◆ GIVEN EXERCISE: Looking through the listing, how many of its lines hold the word "value"? Answer with only the number.

Records from a data collection
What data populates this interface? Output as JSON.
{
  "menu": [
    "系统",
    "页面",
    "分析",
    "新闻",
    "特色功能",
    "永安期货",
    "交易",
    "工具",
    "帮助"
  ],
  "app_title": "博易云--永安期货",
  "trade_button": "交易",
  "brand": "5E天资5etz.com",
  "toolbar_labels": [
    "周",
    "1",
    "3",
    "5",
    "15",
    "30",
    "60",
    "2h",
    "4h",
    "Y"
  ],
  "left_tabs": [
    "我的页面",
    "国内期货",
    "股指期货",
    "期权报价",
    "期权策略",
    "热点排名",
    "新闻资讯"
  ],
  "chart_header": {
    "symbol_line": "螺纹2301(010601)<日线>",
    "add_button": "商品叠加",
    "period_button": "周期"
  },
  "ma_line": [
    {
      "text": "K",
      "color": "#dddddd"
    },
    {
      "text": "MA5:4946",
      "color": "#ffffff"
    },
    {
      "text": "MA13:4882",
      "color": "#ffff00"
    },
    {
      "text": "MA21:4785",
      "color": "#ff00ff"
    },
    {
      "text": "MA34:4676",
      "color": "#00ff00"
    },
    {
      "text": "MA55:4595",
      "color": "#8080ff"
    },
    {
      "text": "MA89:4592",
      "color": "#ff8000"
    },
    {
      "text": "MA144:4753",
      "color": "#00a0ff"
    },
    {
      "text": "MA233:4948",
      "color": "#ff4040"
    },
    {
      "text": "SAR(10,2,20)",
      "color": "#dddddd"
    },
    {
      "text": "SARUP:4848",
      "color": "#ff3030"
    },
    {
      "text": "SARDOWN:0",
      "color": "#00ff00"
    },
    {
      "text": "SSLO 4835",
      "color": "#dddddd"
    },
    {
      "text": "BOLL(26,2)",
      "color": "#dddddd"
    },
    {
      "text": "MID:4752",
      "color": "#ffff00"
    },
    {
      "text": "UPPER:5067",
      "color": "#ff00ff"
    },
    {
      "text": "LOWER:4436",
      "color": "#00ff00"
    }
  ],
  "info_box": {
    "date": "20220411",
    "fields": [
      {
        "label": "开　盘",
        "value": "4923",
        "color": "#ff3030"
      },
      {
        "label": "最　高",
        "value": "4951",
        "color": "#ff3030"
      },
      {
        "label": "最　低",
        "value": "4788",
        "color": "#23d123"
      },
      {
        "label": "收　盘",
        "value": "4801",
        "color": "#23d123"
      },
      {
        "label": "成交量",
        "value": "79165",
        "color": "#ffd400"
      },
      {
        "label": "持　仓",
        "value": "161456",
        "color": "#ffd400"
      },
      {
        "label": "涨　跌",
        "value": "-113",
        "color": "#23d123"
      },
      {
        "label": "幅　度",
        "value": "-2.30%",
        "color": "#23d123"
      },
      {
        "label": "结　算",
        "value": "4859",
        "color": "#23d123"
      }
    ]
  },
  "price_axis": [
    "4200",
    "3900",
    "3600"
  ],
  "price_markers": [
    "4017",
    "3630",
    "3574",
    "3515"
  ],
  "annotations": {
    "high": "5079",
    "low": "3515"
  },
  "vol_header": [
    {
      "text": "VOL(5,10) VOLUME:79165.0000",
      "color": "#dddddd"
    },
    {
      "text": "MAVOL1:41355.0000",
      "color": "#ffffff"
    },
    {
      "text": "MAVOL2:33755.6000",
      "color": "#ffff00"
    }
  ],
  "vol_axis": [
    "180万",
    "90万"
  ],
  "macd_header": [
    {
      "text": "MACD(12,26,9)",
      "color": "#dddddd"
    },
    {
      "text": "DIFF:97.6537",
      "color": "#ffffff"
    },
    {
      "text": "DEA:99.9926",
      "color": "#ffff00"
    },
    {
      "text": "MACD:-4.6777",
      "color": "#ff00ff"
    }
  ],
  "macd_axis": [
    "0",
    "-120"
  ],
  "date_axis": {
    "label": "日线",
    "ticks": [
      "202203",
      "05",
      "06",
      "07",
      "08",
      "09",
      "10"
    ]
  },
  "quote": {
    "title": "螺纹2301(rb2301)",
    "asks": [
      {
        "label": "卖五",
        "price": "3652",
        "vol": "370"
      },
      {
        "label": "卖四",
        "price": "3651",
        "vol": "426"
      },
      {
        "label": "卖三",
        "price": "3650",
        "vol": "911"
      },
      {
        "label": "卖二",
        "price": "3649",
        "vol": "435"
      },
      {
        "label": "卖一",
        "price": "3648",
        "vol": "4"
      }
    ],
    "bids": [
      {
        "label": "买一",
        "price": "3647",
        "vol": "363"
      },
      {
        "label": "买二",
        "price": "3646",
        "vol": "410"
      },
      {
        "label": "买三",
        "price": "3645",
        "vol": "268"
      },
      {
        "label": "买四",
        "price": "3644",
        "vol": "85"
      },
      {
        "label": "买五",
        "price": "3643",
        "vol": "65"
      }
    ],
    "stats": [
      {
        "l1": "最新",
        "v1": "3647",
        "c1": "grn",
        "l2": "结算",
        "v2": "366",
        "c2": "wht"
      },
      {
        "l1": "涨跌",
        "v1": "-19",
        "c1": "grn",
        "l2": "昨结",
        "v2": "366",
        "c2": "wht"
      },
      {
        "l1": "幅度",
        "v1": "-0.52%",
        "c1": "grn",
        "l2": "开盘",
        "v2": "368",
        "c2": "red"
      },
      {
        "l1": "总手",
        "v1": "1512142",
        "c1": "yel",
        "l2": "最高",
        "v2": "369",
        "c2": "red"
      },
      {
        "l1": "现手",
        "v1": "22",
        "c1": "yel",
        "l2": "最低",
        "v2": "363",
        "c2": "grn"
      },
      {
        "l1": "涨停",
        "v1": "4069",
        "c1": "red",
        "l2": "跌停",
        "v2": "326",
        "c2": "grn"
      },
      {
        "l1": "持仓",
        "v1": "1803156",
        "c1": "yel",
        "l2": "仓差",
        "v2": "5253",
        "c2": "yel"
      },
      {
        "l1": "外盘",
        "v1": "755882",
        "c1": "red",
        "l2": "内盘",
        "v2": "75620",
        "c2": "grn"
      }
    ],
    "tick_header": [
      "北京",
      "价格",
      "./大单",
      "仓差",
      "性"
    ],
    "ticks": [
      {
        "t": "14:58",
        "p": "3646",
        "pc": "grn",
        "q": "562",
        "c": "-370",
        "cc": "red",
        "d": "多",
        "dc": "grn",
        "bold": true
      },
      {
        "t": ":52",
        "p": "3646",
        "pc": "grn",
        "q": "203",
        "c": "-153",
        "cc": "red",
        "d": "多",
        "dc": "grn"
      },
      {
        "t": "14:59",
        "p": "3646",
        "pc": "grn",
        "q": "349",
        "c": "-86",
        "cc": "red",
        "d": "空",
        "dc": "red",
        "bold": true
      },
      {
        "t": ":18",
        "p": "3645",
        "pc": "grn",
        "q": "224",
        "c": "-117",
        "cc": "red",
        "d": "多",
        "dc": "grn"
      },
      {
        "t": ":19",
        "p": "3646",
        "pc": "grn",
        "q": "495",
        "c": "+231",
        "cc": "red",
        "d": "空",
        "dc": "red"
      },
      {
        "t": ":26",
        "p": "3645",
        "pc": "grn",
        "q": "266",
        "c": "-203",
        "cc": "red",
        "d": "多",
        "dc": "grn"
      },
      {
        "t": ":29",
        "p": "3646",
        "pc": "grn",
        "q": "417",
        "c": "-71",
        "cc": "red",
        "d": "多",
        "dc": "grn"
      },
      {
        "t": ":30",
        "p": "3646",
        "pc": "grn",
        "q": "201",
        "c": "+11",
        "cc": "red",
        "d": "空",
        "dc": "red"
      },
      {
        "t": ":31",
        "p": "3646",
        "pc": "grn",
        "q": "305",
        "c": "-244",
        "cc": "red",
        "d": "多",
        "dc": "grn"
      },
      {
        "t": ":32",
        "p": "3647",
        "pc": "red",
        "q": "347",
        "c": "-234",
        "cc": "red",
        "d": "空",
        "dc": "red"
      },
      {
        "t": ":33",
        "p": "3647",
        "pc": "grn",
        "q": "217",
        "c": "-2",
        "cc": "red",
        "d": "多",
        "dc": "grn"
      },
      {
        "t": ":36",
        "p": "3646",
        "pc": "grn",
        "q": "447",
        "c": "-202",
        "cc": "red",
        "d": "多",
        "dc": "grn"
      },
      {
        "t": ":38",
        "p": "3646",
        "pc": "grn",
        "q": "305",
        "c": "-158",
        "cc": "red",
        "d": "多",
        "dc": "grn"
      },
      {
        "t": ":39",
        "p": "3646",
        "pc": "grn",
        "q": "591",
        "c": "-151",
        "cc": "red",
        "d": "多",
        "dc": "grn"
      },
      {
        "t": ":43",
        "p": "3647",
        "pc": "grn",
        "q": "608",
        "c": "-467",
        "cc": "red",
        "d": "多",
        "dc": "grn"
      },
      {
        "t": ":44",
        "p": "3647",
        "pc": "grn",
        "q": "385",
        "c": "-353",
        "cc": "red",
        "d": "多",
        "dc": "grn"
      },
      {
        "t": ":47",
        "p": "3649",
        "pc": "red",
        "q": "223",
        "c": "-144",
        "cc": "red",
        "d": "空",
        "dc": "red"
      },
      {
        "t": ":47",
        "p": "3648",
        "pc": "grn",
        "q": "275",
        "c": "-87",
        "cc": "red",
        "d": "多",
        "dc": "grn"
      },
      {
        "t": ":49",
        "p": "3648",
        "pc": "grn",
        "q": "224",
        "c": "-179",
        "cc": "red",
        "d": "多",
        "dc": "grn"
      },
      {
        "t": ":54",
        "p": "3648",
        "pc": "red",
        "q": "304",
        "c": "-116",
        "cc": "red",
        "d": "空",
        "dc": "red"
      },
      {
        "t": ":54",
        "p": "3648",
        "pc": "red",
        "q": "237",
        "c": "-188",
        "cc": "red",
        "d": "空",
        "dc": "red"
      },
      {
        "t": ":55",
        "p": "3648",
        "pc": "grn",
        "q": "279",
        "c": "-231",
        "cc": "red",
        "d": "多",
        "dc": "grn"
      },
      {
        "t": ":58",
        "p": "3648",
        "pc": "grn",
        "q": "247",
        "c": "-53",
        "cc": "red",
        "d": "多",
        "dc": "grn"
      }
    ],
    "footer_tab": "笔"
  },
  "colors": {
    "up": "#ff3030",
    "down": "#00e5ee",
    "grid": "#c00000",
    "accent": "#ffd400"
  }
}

◆ EXERCISE OUTPUT: 9